◆ **DATA FOR THIS EXERCISE**

————————

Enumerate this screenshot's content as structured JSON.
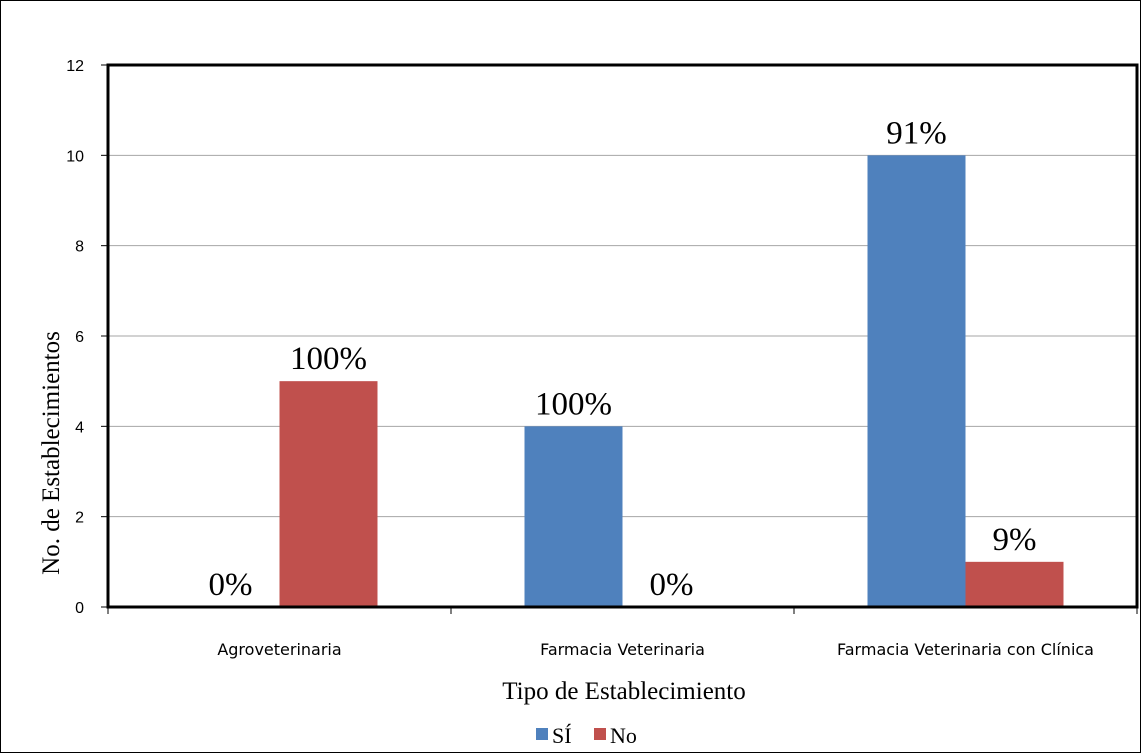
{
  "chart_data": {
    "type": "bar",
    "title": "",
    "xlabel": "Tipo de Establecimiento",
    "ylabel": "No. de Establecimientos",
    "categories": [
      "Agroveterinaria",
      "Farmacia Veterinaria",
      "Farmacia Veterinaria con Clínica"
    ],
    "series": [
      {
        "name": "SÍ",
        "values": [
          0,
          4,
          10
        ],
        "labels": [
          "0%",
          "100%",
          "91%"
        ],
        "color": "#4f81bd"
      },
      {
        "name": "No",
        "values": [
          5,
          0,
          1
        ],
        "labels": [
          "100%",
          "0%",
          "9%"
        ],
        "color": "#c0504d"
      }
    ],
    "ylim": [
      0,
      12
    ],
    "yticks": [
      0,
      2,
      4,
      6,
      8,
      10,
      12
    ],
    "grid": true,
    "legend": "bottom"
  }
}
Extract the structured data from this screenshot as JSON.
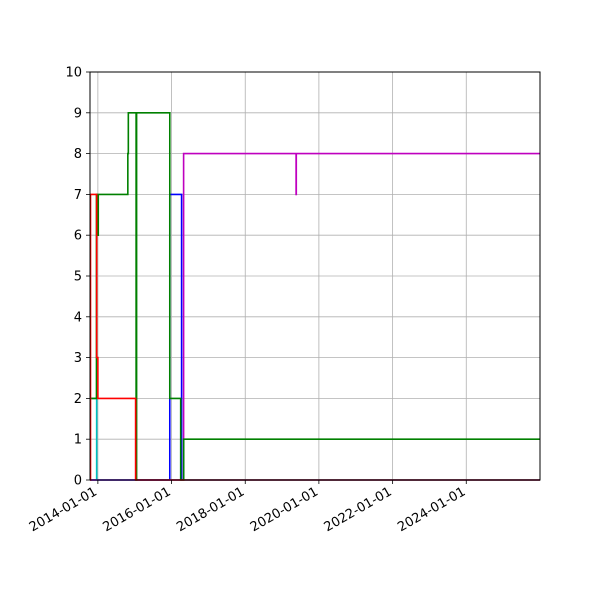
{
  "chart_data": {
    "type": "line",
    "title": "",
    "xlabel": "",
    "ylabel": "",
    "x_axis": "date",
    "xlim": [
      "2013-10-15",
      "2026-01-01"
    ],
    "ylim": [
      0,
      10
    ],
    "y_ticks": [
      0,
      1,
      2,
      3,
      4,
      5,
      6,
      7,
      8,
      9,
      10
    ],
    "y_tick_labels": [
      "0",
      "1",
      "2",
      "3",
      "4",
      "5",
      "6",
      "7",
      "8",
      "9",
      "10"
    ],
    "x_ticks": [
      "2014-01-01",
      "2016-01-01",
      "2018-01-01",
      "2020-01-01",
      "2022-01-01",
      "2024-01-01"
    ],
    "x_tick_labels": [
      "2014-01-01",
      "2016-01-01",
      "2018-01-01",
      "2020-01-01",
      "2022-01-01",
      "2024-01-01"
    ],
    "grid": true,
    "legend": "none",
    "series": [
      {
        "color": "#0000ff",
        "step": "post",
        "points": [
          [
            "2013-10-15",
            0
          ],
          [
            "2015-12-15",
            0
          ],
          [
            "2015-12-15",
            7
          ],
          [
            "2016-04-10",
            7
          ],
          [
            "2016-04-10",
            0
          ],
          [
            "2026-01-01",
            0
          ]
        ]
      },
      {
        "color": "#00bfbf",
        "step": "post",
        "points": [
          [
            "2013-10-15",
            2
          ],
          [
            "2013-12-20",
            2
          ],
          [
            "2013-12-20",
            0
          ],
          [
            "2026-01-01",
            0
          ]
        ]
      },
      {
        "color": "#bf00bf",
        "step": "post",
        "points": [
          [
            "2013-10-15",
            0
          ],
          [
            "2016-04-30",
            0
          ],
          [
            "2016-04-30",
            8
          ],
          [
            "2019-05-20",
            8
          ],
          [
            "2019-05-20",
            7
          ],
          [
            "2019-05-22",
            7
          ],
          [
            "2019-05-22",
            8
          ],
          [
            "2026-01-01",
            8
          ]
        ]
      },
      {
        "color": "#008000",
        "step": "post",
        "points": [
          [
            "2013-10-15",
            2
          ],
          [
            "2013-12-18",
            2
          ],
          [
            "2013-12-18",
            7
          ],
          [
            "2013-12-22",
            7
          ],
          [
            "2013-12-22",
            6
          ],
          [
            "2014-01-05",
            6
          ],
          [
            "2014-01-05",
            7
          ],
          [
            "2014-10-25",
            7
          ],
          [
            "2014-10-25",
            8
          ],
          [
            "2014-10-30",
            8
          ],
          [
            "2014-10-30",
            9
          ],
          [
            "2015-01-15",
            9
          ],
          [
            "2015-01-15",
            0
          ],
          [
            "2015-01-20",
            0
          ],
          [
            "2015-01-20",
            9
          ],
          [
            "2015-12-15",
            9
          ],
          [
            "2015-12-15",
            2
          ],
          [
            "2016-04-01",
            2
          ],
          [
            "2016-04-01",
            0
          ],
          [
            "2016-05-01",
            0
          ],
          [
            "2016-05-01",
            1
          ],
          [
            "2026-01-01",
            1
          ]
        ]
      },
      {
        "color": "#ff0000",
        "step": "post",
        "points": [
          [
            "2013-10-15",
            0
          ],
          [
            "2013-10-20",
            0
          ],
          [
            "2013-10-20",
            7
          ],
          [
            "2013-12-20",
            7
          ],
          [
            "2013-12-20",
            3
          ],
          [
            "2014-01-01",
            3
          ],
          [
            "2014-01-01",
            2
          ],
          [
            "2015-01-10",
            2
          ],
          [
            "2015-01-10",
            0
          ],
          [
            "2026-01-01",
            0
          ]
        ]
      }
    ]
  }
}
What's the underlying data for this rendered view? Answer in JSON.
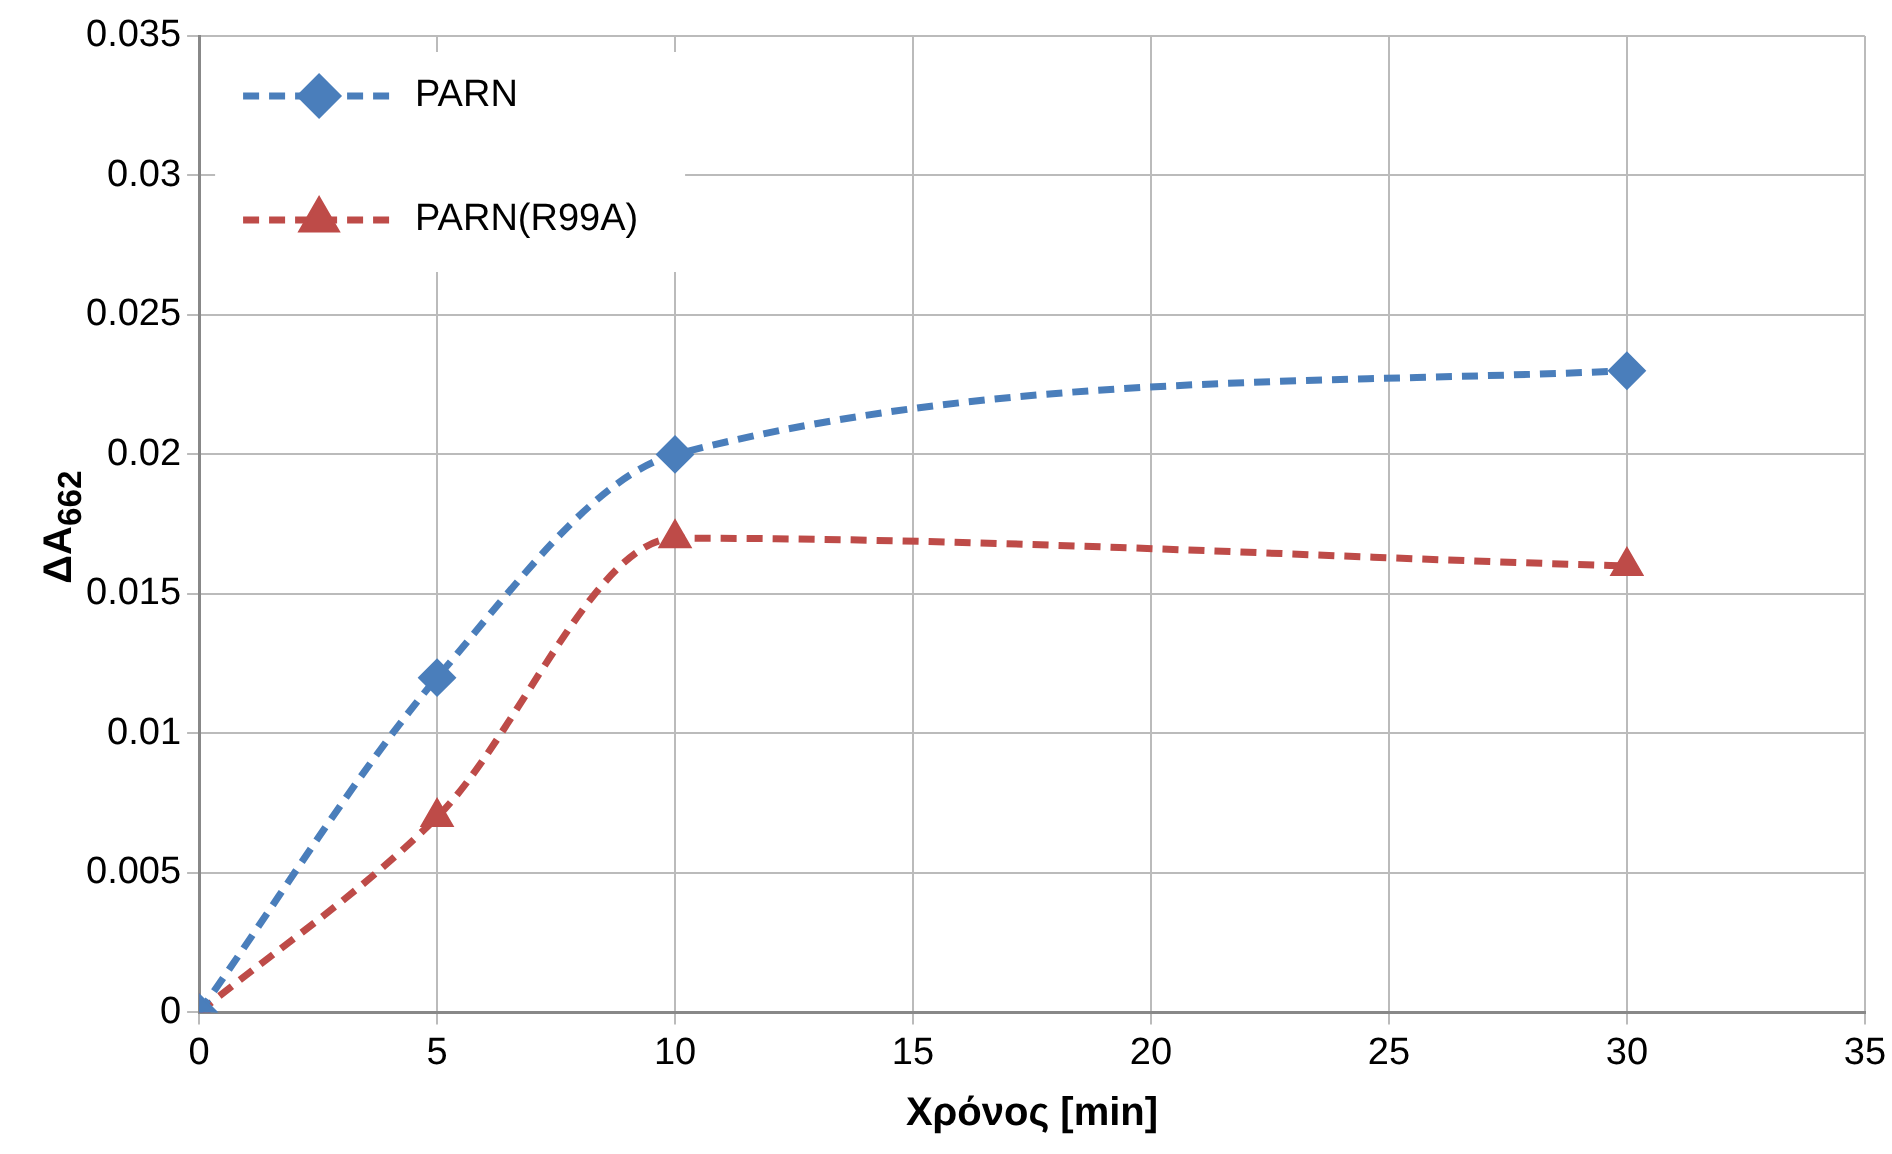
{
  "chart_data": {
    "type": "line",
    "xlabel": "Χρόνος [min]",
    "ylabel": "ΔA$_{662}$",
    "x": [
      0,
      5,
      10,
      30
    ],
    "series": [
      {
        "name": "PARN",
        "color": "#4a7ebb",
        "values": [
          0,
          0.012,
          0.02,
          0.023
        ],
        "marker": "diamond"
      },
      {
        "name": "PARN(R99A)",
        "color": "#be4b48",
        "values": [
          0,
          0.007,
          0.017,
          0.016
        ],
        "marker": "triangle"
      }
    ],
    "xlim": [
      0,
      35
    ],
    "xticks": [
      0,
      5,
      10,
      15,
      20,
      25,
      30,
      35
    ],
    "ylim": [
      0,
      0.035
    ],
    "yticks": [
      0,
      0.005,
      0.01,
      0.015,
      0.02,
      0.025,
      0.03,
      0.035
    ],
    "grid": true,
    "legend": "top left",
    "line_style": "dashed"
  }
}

————————

Reproduce the material above in full, exactly, with no images.

Enumerate this screenshot's content as structured JSON.
{
  "chart_data": {
    "type": "bar",
    "title": "",
    "xlabel": "Tipo de Establecimiento",
    "ylabel": "No. de Establecimientos",
    "categories": [
      "Agroveterinaria",
      "Farmacia Veterinaria",
      "Farmacia Veterinaria con Clínica"
    ],
    "series": [
      {
        "name": "SÍ",
        "values": [
          0,
          4,
          10
        ],
        "labels": [
          "0%",
          "100%",
          "91%"
        ],
        "color": "#4f81bd"
      },
      {
        "name": "No",
        "values": [
          5,
          0,
          1
        ],
        "labels": [
          "100%",
          "0%",
          "9%"
        ],
        "color": "#c0504d"
      }
    ],
    "ylim": [
      0,
      12
    ],
    "yticks": [
      0,
      2,
      4,
      6,
      8,
      10,
      12
    ],
    "grid": true,
    "legend": "bottom"
  }
}
Extract the structured data from this screenshot as JSON.
{
  "chart_data": {
    "type": "line",
    "title": "",
    "xlabel": "",
    "ylabel": "",
    "x_axis": "date",
    "xlim": [
      "2013-10-15",
      "2026-01-01"
    ],
    "ylim": [
      0,
      10
    ],
    "y_ticks": [
      0,
      1,
      2,
      3,
      4,
      5,
      6,
      7,
      8,
      9,
      10
    ],
    "y_tick_labels": [
      "0",
      "1",
      "2",
      "3",
      "4",
      "5",
      "6",
      "7",
      "8",
      "9",
      "10"
    ],
    "x_ticks": [
      "2014-01-01",
      "2016-01-01",
      "2018-01-01",
      "2020-01-01",
      "2022-01-01",
      "2024-01-01"
    ],
    "x_tick_labels": [
      "2014-01-01",
      "2016-01-01",
      "2018-01-01",
      "2020-01-01",
      "2022-01-01",
      "2024-01-01"
    ],
    "grid": true,
    "legend": "none",
    "series": [
      {
        "color": "#0000ff",
        "step": "post",
        "points": [
          [
            "2013-10-15",
            0
          ],
          [
            "2015-12-15",
            0
          ],
          [
            "2015-12-15",
            7
          ],
          [
            "2016-04-10",
            7
          ],
          [
            "2016-04-10",
            0
          ],
          [
            "2026-01-01",
            0
          ]
        ]
      },
      {
        "color": "#00bfbf",
        "step": "post",
        "points": [
          [
            "2013-10-15",
            2
          ],
          [
            "2013-12-20",
            2
          ],
          [
            "2013-12-20",
            0
          ],
          [
            "2026-01-01",
            0
          ]
        ]
      },
      {
        "color": "#bf00bf",
        "step": "post",
        "points": [
          [
            "2013-10-15",
            0
          ],
          [
            "2016-04-30",
            0
          ],
          [
            "2016-04-30",
            8
          ],
          [
            "2019-05-20",
            8
          ],
          [
            "2019-05-20",
            7
          ],
          [
            "2019-05-22",
            7
          ],
          [
            "2019-05-22",
            8
          ],
          [
            "2026-01-01",
            8
          ]
        ]
      },
      {
        "color": "#008000",
        "step": "post",
        "points": [
          [
            "2013-10-15",
            2
          ],
          [
            "2013-12-18",
            2
          ],
          [
            "2013-12-18",
            7
          ],
          [
            "2013-12-22",
            7
          ],
          [
            "2013-12-22",
            6
          ],
          [
            "2014-01-05",
            6
          ],
          [
            "2014-01-05",
            7
          ],
          [
            "2014-10-25",
            7
          ],
          [
            "2014-10-25",
            8
          ],
          [
            "2014-10-30",
            8
          ],
          [
            "2014-10-30",
            9
          ],
          [
            "2015-01-15",
            9
          ],
          [
            "2015-01-15",
            0
          ],
          [
            "2015-01-20",
            0
          ],
          [
            "2015-01-20",
            9
          ],
          [
            "2015-12-15",
            9
          ],
          [
            "2015-12-15",
            2
          ],
          [
            "2016-04-01",
            2
          ],
          [
            "2016-04-01",
            0
          ],
          [
            "2016-05-01",
            0
          ],
          [
            "2016-05-01",
            1
          ],
          [
            "2026-01-01",
            1
          ]
        ]
      },
      {
        "color": "#ff0000",
        "step": "post",
        "points": [
          [
            "2013-10-15",
            0
          ],
          [
            "2013-10-20",
            0
          ],
          [
            "2013-10-20",
            7
          ],
          [
            "2013-12-20",
            7
          ],
          [
            "2013-12-20",
            3
          ],
          [
            "2014-01-01",
            3
          ],
          [
            "2014-01-01",
            2
          ],
          [
            "2015-01-10",
            2
          ],
          [
            "2015-01-10",
            0
          ],
          [
            "2026-01-01",
            0
          ]
        ]
      }
    ]
  }
}
What's the underlying data for this rendered view? Answer in JSON.
{
  "chart_data": {
    "type": "line",
    "xlabel": "Χρόνος [min]",
    "ylabel": "ΔA$_{662}$",
    "x": [
      0,
      5,
      10,
      30
    ],
    "series": [
      {
        "name": "PARN",
        "color": "#4a7ebb",
        "values": [
          0,
          0.012,
          0.02,
          0.023
        ],
        "marker": "diamond"
      },
      {
        "name": "PARN(R99A)",
        "color": "#be4b48",
        "values": [
          0,
          0.007,
          0.017,
          0.016
        ],
        "marker": "triangle"
      }
    ],
    "xlim": [
      0,
      35
    ],
    "xticks": [
      0,
      5,
      10,
      15,
      20,
      25,
      30,
      35
    ],
    "ylim": [
      0,
      0.035
    ],
    "yticks": [
      0,
      0.005,
      0.01,
      0.015,
      0.02,
      0.025,
      0.03,
      0.035
    ],
    "grid": true,
    "legend": "top left",
    "line_style": "dashed"
  }
}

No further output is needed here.